TEXT SHOWN.

All possible combinations have been formed and the new list was created. It contains 6666 combinations.
The energy, magnitude of momentum and mass of the parent particles were calculated and the dataframe created. It contains 6666 values with 0 NaN values in the mass column.


#### 4) $\pi^+ \pi^- $ decay mode

In [15]:
# The file containing the MC simulated data about the decay of neutral D mesons into two pions, one positive and one negative, is downloaded, the list of collisions created...
pps.download_from_drive('Single_D0_to_pipi_ISR_LARGE.hdf5')
infile = 'data/Single_D0_to_pipi_ISR_LARGE.hdf5'
collisions_MC_D0_pipi = pps.get_collisions(infile,experiment='CLEO',verbose=False)
print(len(collisions_MC_D0_pipi), " collisions")


Building a simplified interface to the events...

Building the indices...
Built the indices!
Data is read in and input file is closed.

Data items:
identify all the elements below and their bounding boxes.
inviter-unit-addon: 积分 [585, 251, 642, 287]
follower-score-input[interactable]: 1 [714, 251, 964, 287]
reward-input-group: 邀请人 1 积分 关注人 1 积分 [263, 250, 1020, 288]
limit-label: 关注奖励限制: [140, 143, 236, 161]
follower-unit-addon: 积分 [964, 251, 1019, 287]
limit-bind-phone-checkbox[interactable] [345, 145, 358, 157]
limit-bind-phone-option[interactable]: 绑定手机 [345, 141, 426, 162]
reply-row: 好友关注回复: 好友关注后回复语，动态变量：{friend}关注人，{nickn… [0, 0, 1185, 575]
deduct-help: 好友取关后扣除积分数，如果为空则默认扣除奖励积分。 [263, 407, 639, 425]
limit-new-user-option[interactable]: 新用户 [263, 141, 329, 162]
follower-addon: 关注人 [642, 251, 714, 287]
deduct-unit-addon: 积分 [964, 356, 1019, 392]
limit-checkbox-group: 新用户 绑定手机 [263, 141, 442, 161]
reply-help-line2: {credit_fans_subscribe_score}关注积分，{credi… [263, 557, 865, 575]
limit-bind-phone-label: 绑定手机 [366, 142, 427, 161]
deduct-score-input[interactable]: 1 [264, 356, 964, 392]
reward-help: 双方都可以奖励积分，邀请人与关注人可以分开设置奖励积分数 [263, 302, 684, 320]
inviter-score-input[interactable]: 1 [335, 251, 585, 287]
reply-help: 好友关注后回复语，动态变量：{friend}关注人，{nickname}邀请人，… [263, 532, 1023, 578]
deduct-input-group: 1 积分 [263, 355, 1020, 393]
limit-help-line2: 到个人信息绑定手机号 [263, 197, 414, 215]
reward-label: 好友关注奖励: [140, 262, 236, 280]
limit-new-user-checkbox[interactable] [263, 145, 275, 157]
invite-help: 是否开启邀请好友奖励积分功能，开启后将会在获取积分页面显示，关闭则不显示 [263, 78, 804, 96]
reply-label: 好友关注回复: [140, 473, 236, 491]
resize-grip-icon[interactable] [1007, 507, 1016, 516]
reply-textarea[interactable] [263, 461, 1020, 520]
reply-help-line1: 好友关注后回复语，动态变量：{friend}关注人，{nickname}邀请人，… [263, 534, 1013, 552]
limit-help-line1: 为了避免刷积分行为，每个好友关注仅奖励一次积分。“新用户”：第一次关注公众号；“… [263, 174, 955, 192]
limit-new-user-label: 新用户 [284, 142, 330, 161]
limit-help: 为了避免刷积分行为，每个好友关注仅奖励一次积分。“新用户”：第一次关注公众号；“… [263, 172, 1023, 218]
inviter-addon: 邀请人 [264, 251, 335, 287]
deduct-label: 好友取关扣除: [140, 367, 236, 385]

REQUIRED WORK. From the excerpt on neutral D meson decays, return everything from "pps.download_from_drive('Single_D0_to_pipi_ISR_LARGE.hdf5')" down to "Built the indices!". The entries play no part in the work that follows the text.

SOLUTION FOR THIS EXERCISE.
pps.download_from_drive('Single_D0_to_pipi_ISR_LARGE.hdf5')
infile = 'data/Single_D0_to_pipi_ISR_LARGE.hdf5'
collisions_MC_D0_pipi = pps.get_collisions(infile,experiment='CLEO',verbose=False)
print(len(collisions_MC_D0_pipi), " collisions")


Building a simplified interface to the events...

Building the indices...
Built the indices!